━━━ DATASET RECORDS ━━━
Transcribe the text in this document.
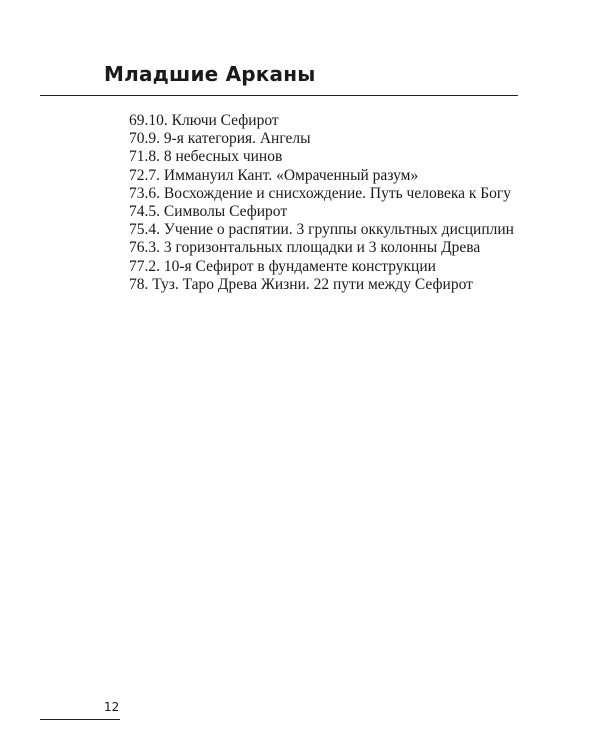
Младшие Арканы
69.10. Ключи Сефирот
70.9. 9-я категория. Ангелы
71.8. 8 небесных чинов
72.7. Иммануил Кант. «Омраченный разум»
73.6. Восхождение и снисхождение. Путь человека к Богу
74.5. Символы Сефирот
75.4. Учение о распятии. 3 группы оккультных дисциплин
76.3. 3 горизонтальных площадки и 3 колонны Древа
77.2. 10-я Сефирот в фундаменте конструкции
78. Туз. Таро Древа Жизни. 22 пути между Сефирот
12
━━━
━━━ DATASET RECORDS ━━━
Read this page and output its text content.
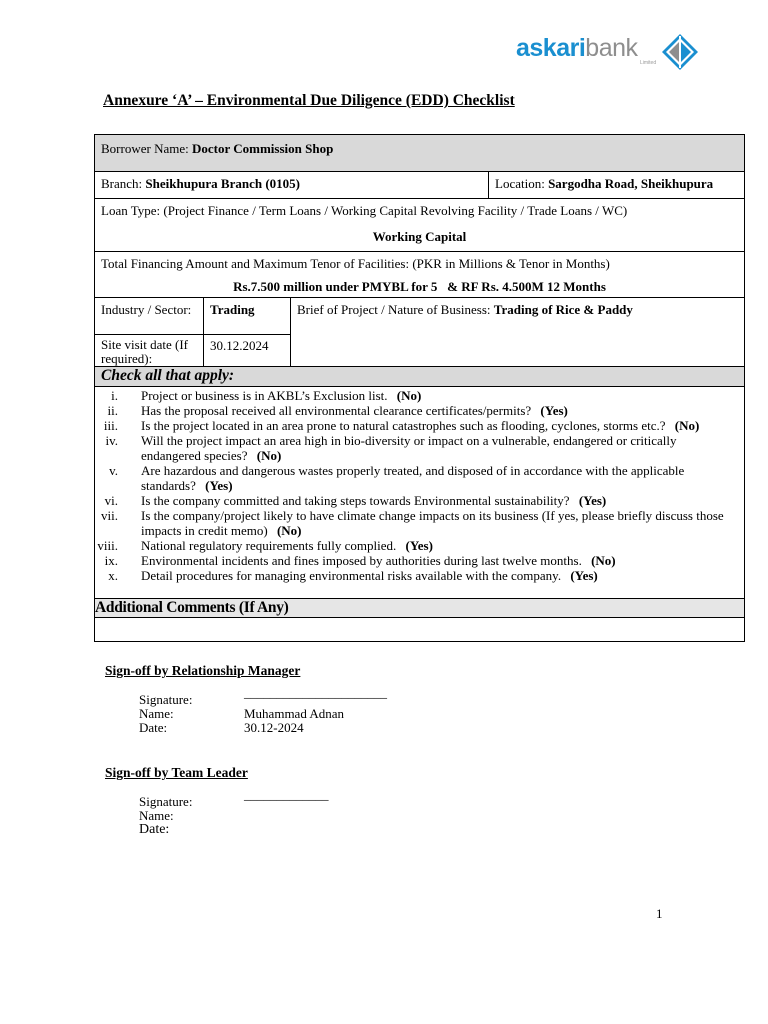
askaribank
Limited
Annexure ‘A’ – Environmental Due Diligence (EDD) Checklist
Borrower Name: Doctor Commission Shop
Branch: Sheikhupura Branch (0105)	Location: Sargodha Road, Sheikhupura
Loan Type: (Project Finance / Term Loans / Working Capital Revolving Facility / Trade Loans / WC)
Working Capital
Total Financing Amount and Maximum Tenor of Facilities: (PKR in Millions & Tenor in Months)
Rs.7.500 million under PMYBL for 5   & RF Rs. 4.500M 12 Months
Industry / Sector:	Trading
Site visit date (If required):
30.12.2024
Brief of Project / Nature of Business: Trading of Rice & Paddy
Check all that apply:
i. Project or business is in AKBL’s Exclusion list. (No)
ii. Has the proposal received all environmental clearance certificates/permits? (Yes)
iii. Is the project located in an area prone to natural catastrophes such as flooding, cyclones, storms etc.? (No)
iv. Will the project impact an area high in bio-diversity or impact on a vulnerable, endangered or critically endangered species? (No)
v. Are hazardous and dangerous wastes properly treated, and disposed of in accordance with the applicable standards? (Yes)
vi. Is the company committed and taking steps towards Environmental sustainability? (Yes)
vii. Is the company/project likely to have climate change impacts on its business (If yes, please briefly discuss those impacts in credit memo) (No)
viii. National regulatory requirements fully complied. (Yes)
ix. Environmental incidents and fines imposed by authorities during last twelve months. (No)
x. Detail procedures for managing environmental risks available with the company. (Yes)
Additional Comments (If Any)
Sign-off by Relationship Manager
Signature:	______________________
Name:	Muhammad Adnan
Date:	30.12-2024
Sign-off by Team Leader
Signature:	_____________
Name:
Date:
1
━━━
## REQUIRED WORK
Only lines that contain the word "company" are wanted; copy each of them.

## ANSWER TO THIS PROBLEM
vi. Is the company committed and taking steps towards Environmental sustainability? (Yes)
vii. Is the company/project likely to have climate change impacts on its business (If yes, please briefly discuss those impacts in credit memo) (No)
x. Detail procedures for managing environmental risks available with the company. (Yes)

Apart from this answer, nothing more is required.